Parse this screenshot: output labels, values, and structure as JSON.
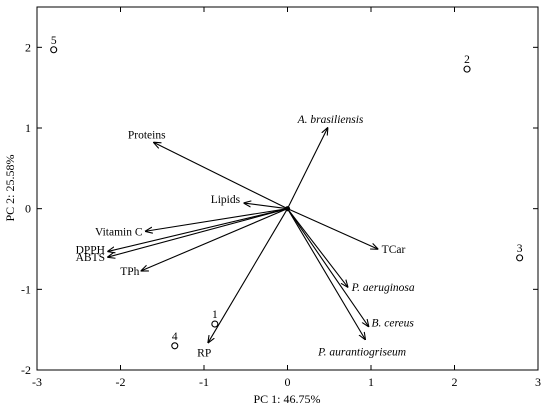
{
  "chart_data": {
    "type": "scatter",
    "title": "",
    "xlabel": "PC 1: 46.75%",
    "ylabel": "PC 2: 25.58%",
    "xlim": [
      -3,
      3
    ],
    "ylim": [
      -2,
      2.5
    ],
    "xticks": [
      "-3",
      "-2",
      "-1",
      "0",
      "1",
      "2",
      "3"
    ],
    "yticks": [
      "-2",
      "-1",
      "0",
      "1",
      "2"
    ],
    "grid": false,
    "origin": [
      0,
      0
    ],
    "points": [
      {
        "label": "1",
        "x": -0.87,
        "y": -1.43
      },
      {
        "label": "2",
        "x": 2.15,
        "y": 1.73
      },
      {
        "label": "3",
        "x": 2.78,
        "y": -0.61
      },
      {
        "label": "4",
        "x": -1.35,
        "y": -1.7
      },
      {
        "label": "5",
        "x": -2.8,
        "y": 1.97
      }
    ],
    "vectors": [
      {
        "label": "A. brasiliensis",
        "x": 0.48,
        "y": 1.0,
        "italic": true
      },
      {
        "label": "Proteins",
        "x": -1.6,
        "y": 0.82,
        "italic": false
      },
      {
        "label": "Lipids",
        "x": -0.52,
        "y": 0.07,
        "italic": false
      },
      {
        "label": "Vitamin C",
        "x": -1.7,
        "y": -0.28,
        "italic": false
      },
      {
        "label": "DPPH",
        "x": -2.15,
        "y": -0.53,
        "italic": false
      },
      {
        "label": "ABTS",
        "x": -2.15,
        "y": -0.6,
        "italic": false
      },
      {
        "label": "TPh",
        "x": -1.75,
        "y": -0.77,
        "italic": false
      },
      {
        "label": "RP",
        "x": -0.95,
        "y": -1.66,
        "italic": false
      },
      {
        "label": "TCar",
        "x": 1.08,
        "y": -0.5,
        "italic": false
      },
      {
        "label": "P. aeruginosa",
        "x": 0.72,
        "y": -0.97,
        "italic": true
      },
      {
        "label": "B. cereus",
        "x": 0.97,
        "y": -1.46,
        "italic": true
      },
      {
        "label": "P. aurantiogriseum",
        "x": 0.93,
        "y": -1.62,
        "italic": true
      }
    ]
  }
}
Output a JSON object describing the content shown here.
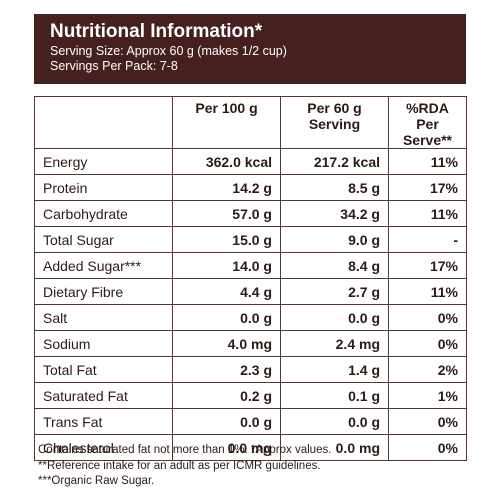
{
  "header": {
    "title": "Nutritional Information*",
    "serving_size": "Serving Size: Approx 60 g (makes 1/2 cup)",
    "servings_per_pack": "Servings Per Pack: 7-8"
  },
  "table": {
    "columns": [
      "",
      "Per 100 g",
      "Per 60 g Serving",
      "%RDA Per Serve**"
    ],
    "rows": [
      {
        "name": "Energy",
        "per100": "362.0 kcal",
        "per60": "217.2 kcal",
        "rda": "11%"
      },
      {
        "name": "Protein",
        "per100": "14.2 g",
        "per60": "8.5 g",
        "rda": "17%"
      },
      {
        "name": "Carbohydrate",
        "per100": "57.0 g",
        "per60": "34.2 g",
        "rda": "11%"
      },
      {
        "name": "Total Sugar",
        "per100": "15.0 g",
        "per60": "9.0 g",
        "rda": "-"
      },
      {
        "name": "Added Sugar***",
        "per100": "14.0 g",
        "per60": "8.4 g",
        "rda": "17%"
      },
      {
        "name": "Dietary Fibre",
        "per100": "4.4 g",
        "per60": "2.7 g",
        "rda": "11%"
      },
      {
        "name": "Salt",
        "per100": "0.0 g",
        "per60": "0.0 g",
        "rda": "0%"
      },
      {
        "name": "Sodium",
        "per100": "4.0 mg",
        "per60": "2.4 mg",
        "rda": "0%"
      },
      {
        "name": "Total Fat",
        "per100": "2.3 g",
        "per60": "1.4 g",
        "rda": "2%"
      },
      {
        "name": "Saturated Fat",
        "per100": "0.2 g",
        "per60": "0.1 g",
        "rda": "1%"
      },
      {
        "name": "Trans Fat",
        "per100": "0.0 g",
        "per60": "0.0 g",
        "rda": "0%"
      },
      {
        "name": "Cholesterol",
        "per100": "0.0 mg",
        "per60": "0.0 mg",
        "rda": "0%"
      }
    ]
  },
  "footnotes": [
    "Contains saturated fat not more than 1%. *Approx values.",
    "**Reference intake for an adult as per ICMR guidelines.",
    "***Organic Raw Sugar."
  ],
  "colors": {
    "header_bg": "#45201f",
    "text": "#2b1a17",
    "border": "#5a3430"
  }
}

■ ■ ■ ■ ■ ■ ■

[BRIEF]
Output the listing exactly. Leave out any image.

[SOLUTION TO THE EXERCISE]
Parse this screenshot: output labels, values, and structure as JSON.
{
  "chart_data": {
    "type": "scatter",
    "title": "",
    "xlabel": "PC 1: 46.75%",
    "ylabel": "PC 2: 25.58%",
    "xlim": [
      -3,
      3
    ],
    "ylim": [
      -2,
      2.5
    ],
    "xticks": [
      "-3",
      "-2",
      "-1",
      "0",
      "1",
      "2",
      "3"
    ],
    "yticks": [
      "-2",
      "-1",
      "0",
      "1",
      "2"
    ],
    "grid": false,
    "origin": [
      0,
      0
    ],
    "points": [
      {
        "label": "1",
        "x": -0.87,
        "y": -1.43
      },
      {
        "label": "2",
        "x": 2.15,
        "y": 1.73
      },
      {
        "label": "3",
        "x": 2.78,
        "y": -0.61
      },
      {
        "label": "4",
        "x": -1.35,
        "y": -1.7
      },
      {
        "label": "5",
        "x": -2.8,
        "y": 1.97
      }
    ],
    "vectors": [
      {
        "label": "A. brasiliensis",
        "x": 0.48,
        "y": 1.0,
        "italic": true
      },
      {
        "label": "Proteins",
        "x": -1.6,
        "y": 0.82,
        "italic": false
      },
      {
        "label": "Lipids",
        "x": -0.52,
        "y": 0.07,
        "italic": false
      },
      {
        "label": "Vitamin C",
        "x": -1.7,
        "y": -0.28,
        "italic": false
      },
      {
        "label": "DPPH",
        "x": -2.15,
        "y": -0.53,
        "italic": false
      },
      {
        "label": "ABTS",
        "x": -2.15,
        "y": -0.6,
        "italic": false
      },
      {
        "label": "TPh",
        "x": -1.75,
        "y": -0.77,
        "italic": false
      },
      {
        "label": "RP",
        "x": -0.95,
        "y": -1.66,
        "italic": false
      },
      {
        "label": "TCar",
        "x": 1.08,
        "y": -0.5,
        "italic": false
      },
      {
        "label": "P. aeruginosa",
        "x": 0.72,
        "y": -0.97,
        "italic": true
      },
      {
        "label": "B. cereus",
        "x": 0.97,
        "y": -1.46,
        "italic": true
      },
      {
        "label": "P. aurantiogriseum",
        "x": 0.93,
        "y": -1.62,
        "italic": true
      }
    ]
  }
}
Output a JSON object describing the content shown here.
{
  "header": {
    "title": "Nutritional Information*",
    "serving_size": "Serving Size: Approx 60 g (makes 1/2 cup)",
    "servings_per_pack": "Servings Per Pack: 7-8"
  },
  "table": {
    "columns": [
      "",
      "Per 100 g",
      "Per 60 g Serving",
      "%RDA Per Serve**"
    ],
    "rows": [
      {
        "name": "Energy",
        "per100": "362.0 kcal",
        "per60": "217.2 kcal",
        "rda": "11%"
      },
      {
        "name": "Protein",
        "per100": "14.2 g",
        "per60": "8.5 g",
        "rda": "17%"
      },
      {
        "name": "Carbohydrate",
        "per100": "57.0 g",
        "per60": "34.2 g",
        "rda": "11%"
      },
      {
        "name": "Total Sugar",
        "per100": "15.0 g",
        "per60": "9.0 g",
        "rda": "-"
      },
      {
        "name": "Added Sugar***",
        "per100": "14.0 g",
        "per60": "8.4 g",
        "rda": "17%"
      },
      {
        "name": "Dietary Fibre",
        "per100": "4.4 g",
        "per60": "2.7 g",
        "rda": "11%"
      },
      {
        "name": "Salt",
        "per100": "0.0 g",
        "per60": "0.0 g",
        "rda": "0%"
      },
      {
        "name": "Sodium",
        "per100": "4.0 mg",
        "per60": "2.4 mg",
        "rda": "0%"
      },
      {
        "name": "Total Fat",
        "per100": "2.3 g",
        "per60": "1.4 g",
        "rda": "2%"
      },
      {
        "name": "Saturated Fat",
        "per100": "0.2 g",
        "per60": "0.1 g",
        "rda": "1%"
      },
      {
        "name": "Trans Fat",
        "per100": "0.0 g",
        "per60": "0.0 g",
        "rda": "0%"
      },
      {
        "name": "Cholesterol",
        "per100": "0.0 mg",
        "per60": "0.0 mg",
        "rda": "0%"
      }
    ]
  },
  "footnotes": [
    "Contains saturated fat not more than 1%. *Approx values.",
    "**Reference intake for an adult as per ICMR guidelines.",
    "***Organic Raw Sugar."
  ],
  "colors": {
    "header_bg": "#45201f",
    "text": "#2b1a17",
    "border": "#5a3430"
  }
}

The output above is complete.